-- TRECHO DO DOCUMENTO --
A vivência dolorosa com os episódios reacionais é relatada pelo incômodo em manter a medicação, bem como a tentativa frustrada de diminuir a dosagem do medicamento e o consequente ressurgimento dos sintomas, assim como os sentimentos de impotência, a falta de controle sobre a vida e sobre o adoecer.

Não, não me sinto curado não, me sinto melhor [...] eu posso afirmar que tô curado, quando eu não tiver fazendo uso de medicação nenhuma né. Quando a gente suspende a medicação, como o doutor sugeriu [...], eu senti as consequências dessa atitude. Tive que voltar a dose de novo [...], então é difícil [...]. Eu pedi um médico pra ele me dar uma avaliação de quanto tempo que ele acha, pela experiência dele, que vai levar, ele disse que talvez seja pro resto da vida, quer dizer, isso é muito forte pra pessoa né. A pessoa tem que acreditar em Deus e não ficar pensando no problema, na doença em si né, porque senão fica abatido e tudo, é esperar a melhora. (Sujeito-colaborador 4)

[...] Da hanseníase mesmo o Dr. [...] disse que eu tô curada, mas eu acho que não tô não [...].Se eu parar de tomar esse remédio volta tudo de novo, o que é isso? Eu vou viver toda vida com esse remédio?[...] eu não tô curada, porque se eu tivesse curada eu não tava tomando remédio. [...]. (Sujeito-colaborador 5)

-- TAREFAS PROPOSTAS --
1. No trecho sobre a vivência com a hanseníase, o que o médico respondeu ao Sujeito-colaborador 4 quando ele perguntou quanto tempo levaria o tratamento?
2. Dê seguimento ao trecho sobre a vivência com a hanseníase, começando logo após a última frase.

-- OS DADOS --
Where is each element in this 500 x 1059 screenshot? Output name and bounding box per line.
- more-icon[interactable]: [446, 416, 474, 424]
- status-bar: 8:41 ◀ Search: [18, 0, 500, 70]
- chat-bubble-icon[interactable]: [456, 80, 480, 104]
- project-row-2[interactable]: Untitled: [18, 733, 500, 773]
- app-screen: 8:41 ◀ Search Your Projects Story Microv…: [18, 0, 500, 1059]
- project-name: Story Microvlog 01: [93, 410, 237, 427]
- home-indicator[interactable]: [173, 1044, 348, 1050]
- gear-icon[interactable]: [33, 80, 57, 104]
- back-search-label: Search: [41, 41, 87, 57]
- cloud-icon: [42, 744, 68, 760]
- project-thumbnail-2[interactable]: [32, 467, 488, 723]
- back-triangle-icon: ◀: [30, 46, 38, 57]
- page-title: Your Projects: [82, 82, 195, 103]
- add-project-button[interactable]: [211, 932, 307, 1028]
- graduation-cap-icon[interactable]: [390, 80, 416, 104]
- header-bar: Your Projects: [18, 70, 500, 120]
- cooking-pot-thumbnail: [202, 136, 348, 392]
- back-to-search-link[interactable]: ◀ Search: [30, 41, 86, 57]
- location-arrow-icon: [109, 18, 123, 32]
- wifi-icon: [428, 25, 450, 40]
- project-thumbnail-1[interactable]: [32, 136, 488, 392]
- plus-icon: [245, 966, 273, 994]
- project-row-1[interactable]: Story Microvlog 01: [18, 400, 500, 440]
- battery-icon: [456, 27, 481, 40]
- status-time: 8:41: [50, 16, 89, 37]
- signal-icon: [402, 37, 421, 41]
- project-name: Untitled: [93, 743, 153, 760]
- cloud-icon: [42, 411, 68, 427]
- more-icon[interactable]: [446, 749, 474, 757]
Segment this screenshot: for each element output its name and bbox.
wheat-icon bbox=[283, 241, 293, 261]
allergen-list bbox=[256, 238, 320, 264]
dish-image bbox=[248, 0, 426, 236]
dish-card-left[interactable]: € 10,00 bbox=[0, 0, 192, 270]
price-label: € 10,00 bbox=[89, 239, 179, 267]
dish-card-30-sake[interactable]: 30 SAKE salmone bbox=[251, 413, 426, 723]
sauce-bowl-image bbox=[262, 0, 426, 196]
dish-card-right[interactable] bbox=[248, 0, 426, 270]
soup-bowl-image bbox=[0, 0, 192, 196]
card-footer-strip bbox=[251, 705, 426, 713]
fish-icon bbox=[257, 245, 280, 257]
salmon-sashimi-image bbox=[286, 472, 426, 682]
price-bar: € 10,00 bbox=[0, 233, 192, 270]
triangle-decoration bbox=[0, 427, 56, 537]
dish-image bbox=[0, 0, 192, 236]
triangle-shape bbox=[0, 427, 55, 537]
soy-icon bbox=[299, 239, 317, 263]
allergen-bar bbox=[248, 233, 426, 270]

-- RESPOSTAS DADAS --
1. Disse que talvez seja para o resto da vida.

2.
[...] só uma sequela assim, mas que era só ter cuidado. [...] me deram uma esperança de que eu não tenho nada não. [...] Eles (\\ profissionais de saúde) mesmos que disseram que isso aí hoje era coisa simples. (Sujeito-colaborador 6)

[...] depois que eu tomar o último comprimido [...] eu acho que vai ser o dia mais feliz da minha vida, vai ser bom demais [...] Aí é que eu vou me sentir mesmo

curada [...] vou dar pulo de alegria e agradecer muito a Deus [...]. (Sujeito colaborador 2)

Portanto, para que haja credibilidade do tratamento, é fundamental que o trabalho educativo com o doente seja contínuo, partindo de um levantamento das expectativas trazidas por eles. Então, sobre tais expectativas, será possível reconstruir novas relações sobre o tratamento-sintoma e a saúde-sintoma (BAKIRTZIEF, 2001).

Estas expectativas, porém, estão centradas na doença como sintoma e no papel do médico no alívio deste (LIRA et al., 2005). Outra abordagem educativa é possível e é centrada em uma perspectiva compreensiva do processo “promoção – saúde – doença – cuidado” (MINAYO, 2010).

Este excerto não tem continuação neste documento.